Prompt: Where does the string "Sesiuni" appear in the records? Copy every line that contains it.

Rows:

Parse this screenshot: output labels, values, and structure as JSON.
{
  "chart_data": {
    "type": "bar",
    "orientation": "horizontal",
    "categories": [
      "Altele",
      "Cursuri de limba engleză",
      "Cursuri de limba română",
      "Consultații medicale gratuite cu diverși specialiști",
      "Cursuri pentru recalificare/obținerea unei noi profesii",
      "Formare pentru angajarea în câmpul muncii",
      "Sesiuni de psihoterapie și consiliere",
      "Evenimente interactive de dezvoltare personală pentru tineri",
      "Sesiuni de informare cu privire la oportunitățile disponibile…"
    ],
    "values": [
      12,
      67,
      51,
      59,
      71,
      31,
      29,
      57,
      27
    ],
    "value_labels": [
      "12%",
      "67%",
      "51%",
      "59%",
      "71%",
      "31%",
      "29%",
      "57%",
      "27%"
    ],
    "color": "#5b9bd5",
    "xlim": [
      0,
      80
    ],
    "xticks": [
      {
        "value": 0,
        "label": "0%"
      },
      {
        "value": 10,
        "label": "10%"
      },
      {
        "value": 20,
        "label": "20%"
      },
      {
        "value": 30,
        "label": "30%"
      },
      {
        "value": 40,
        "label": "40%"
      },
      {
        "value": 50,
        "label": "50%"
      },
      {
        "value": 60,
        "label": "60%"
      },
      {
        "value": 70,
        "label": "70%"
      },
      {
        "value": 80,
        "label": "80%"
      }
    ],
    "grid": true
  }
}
* * *
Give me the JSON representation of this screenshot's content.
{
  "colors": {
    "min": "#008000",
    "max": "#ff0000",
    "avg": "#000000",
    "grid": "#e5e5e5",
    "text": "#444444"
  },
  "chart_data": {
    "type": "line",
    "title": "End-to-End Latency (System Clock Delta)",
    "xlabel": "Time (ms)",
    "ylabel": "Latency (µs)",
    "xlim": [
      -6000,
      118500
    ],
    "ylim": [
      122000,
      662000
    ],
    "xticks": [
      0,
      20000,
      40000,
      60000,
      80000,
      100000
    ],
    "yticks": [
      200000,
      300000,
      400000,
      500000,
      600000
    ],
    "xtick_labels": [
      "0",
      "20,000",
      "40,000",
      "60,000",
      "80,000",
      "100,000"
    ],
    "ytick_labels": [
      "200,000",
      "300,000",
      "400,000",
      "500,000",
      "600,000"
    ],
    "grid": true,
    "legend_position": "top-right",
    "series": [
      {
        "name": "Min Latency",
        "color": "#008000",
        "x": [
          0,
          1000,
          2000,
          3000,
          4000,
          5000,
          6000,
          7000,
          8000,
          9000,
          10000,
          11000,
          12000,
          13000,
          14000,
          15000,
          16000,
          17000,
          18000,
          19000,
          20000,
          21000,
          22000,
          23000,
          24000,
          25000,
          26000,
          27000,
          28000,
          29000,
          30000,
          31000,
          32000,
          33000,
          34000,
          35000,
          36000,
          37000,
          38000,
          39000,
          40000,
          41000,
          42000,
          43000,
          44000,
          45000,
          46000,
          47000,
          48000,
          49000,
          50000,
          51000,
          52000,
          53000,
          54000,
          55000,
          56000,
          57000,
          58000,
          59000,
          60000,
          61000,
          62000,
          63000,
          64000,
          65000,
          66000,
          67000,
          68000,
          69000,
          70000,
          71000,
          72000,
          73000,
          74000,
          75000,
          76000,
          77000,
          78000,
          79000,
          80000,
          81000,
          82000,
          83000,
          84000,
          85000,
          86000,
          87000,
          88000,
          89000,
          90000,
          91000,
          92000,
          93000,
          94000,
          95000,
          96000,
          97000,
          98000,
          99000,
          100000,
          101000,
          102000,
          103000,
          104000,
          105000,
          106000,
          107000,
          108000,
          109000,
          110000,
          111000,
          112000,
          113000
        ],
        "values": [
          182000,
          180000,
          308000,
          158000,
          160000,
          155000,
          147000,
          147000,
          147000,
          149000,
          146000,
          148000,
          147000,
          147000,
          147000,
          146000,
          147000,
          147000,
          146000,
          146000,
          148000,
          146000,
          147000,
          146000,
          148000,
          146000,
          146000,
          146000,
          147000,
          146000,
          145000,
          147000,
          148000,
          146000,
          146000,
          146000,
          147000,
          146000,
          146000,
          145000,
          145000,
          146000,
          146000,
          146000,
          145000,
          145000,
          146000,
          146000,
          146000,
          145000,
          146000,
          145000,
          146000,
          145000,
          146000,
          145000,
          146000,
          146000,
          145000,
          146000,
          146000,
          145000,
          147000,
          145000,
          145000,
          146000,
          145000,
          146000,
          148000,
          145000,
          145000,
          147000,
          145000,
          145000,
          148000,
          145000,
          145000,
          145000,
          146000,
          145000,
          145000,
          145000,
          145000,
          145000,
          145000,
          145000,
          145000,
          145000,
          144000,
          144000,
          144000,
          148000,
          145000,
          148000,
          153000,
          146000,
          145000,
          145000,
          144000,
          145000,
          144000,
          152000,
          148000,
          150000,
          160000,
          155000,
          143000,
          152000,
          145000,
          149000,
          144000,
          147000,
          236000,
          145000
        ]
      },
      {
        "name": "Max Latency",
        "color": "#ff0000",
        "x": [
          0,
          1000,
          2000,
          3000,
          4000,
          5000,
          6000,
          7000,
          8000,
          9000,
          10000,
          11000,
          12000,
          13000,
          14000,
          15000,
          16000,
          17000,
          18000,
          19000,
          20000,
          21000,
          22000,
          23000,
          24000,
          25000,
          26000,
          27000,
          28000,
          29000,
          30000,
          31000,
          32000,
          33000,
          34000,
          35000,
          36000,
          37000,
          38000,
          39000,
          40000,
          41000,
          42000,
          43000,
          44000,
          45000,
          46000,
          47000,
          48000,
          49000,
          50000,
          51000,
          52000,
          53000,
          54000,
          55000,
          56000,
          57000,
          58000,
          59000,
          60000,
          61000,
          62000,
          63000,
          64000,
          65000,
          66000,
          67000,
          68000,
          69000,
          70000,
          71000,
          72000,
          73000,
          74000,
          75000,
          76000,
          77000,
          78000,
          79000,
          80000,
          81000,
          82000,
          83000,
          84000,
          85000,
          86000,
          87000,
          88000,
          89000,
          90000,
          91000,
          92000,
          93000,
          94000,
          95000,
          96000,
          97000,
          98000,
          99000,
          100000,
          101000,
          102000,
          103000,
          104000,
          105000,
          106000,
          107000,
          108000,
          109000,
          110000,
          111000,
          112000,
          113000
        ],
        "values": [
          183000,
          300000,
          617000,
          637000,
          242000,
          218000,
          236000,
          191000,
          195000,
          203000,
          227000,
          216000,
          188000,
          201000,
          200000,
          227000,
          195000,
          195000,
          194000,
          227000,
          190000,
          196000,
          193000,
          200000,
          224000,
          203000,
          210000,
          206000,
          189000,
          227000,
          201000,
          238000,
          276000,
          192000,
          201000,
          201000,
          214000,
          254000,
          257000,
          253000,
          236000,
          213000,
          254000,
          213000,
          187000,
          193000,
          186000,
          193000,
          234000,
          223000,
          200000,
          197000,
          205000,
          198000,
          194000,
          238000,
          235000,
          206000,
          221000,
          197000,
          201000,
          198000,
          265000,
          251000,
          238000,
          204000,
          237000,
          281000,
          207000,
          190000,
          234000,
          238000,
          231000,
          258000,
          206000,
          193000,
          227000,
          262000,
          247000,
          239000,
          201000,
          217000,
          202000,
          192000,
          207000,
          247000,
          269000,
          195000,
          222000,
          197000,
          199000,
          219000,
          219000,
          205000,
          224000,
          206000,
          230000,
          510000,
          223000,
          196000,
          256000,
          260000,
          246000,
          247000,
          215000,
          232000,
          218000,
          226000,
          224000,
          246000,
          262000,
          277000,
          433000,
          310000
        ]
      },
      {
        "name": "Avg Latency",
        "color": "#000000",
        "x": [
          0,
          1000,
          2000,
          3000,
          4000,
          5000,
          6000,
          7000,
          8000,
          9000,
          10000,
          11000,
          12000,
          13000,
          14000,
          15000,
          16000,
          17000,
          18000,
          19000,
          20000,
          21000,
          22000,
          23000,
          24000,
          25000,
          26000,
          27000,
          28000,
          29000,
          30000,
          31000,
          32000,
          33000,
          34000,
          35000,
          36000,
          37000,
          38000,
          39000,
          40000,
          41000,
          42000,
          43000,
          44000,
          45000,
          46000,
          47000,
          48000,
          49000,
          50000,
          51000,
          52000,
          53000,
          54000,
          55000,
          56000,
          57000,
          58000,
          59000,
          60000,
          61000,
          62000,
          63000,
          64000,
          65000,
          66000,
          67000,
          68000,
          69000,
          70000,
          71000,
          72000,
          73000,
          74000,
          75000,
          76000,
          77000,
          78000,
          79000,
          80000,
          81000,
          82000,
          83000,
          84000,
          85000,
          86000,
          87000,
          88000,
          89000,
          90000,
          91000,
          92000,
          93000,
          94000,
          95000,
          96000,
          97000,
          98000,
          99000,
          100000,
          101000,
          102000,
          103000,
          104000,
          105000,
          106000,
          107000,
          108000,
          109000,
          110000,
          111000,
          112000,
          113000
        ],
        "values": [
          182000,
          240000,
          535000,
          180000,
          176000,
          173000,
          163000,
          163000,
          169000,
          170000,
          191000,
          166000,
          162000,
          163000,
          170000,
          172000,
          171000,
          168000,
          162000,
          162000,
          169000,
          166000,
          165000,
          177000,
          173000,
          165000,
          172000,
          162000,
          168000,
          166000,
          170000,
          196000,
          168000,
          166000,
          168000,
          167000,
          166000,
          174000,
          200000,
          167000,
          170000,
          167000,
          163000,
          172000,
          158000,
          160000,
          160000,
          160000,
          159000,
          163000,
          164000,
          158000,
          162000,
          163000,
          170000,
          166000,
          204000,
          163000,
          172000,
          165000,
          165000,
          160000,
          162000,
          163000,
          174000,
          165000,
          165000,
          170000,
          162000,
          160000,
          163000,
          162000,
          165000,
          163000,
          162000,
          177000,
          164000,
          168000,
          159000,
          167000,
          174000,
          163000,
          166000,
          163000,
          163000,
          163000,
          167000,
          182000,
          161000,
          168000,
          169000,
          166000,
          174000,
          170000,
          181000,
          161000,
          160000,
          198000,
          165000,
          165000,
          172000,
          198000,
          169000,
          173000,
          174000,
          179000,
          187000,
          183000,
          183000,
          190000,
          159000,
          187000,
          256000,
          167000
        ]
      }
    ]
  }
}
---
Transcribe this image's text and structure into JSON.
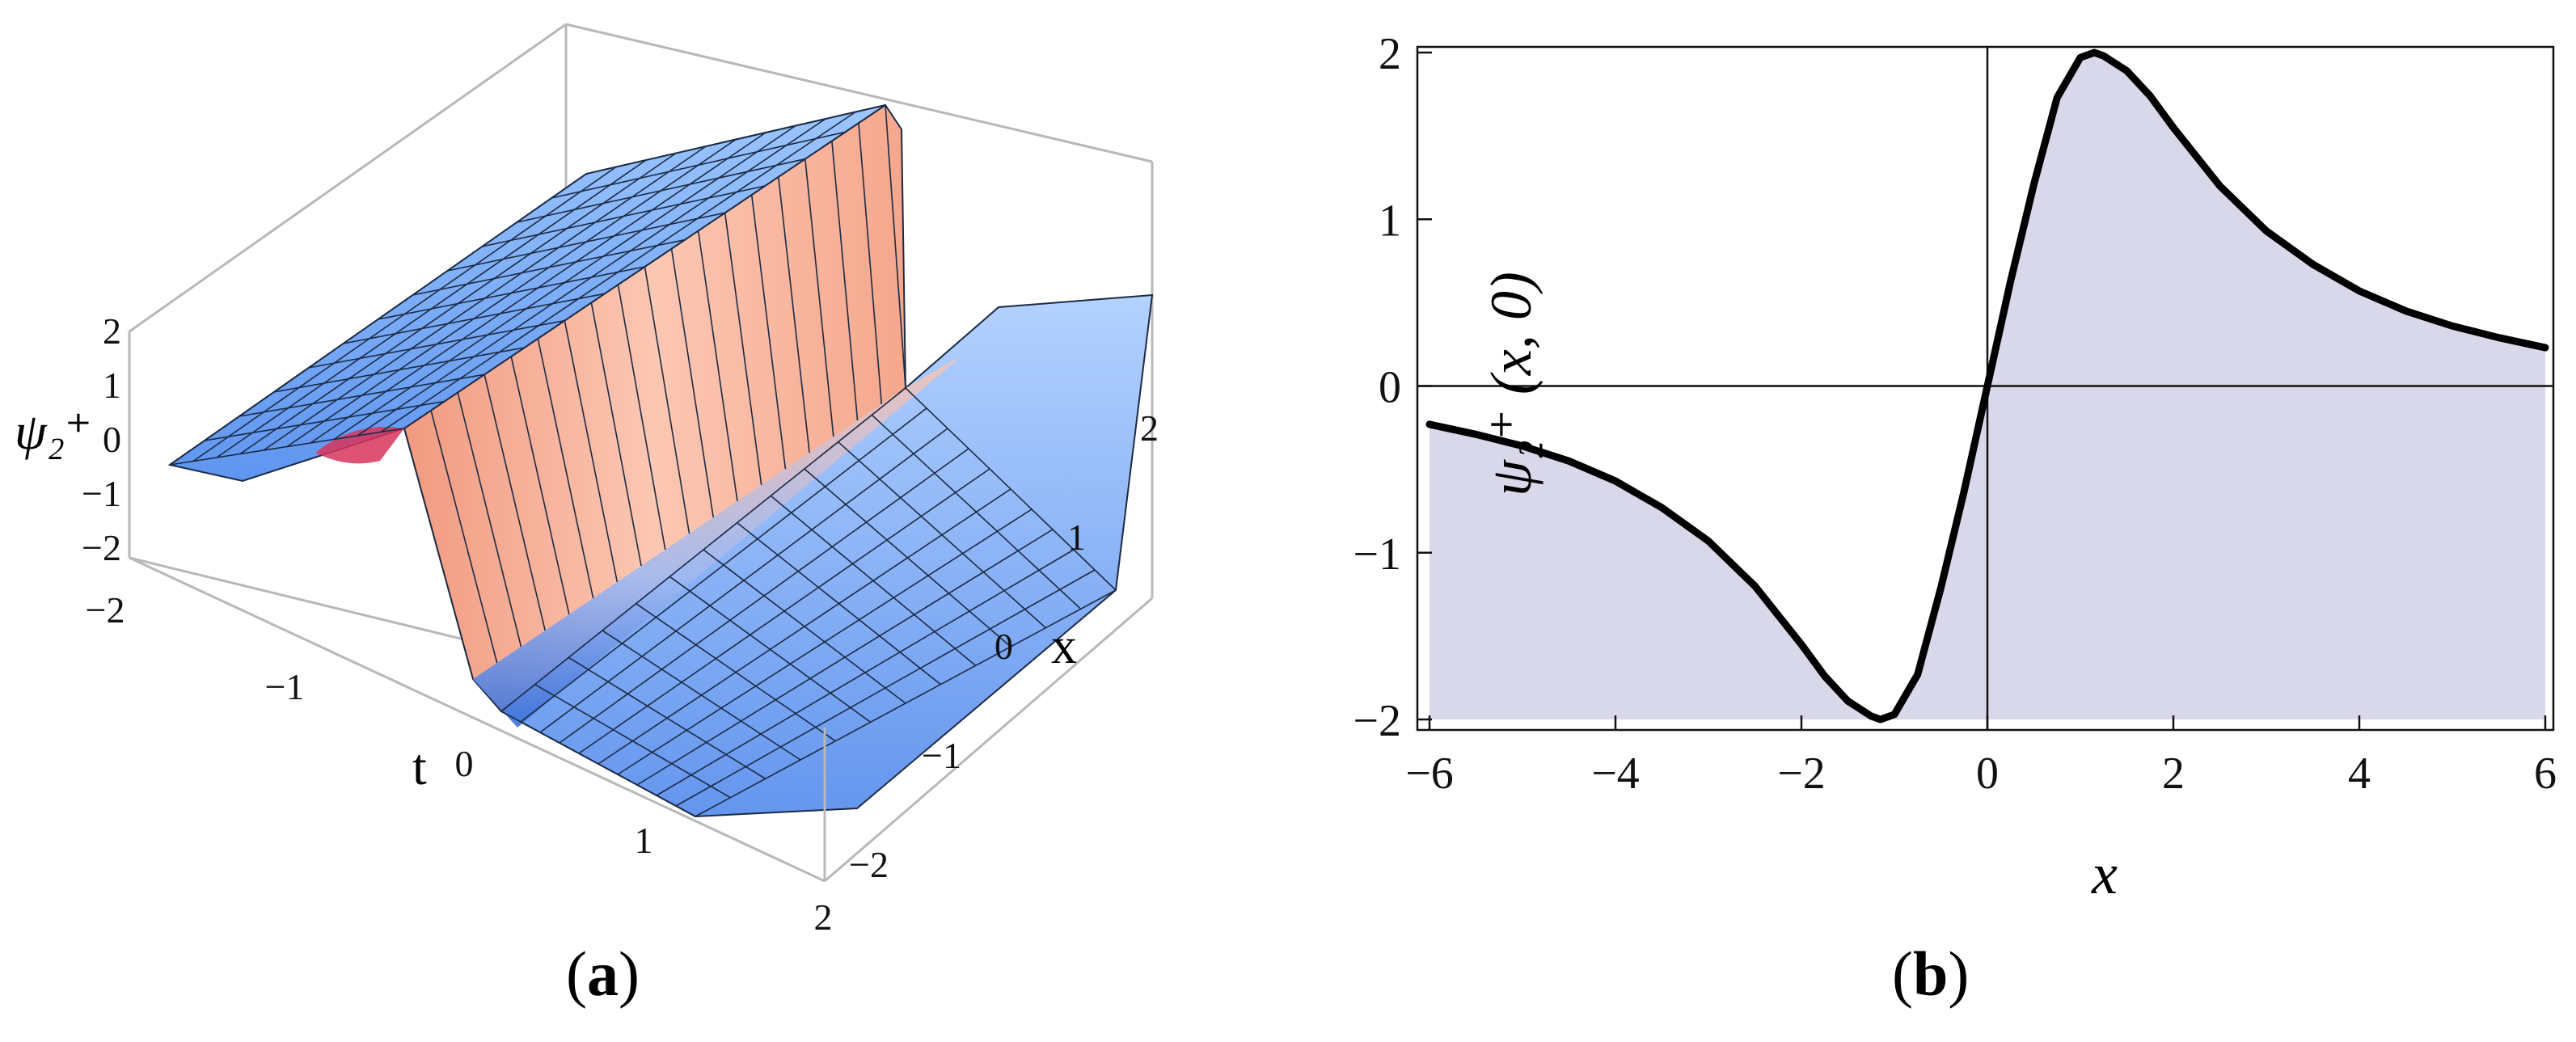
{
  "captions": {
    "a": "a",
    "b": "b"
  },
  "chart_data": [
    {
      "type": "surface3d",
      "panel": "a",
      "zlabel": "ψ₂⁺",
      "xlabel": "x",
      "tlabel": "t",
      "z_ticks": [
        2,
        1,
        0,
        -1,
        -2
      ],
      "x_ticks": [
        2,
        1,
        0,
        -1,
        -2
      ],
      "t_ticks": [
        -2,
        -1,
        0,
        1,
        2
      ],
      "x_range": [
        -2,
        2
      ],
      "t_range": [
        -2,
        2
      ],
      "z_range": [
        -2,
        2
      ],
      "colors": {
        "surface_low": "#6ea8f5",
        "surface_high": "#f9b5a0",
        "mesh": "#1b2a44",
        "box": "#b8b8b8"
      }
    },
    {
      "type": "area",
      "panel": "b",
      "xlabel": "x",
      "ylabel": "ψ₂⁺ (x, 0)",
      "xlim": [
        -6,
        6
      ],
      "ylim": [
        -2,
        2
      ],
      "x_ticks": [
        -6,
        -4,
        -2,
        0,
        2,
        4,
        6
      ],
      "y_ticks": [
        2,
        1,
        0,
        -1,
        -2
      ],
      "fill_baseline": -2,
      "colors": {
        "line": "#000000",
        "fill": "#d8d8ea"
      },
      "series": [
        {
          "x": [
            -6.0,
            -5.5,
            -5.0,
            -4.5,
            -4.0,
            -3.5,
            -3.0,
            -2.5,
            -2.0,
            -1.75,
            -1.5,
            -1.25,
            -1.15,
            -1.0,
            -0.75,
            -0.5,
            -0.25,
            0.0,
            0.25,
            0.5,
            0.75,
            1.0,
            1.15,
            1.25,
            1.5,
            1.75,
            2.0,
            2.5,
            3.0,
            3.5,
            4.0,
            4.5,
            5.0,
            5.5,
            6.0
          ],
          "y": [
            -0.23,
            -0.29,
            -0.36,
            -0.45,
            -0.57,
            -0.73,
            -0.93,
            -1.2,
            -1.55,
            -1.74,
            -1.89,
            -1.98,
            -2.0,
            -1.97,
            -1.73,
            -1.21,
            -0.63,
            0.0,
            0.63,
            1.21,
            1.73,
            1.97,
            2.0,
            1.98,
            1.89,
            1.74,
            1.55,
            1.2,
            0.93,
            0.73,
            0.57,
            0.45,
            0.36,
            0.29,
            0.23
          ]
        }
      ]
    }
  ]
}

Result for this task:
      "Sesiuni de psihoterapie și consiliere",
      "Sesiuni de informare cu privire la oportunitățile disponibile…"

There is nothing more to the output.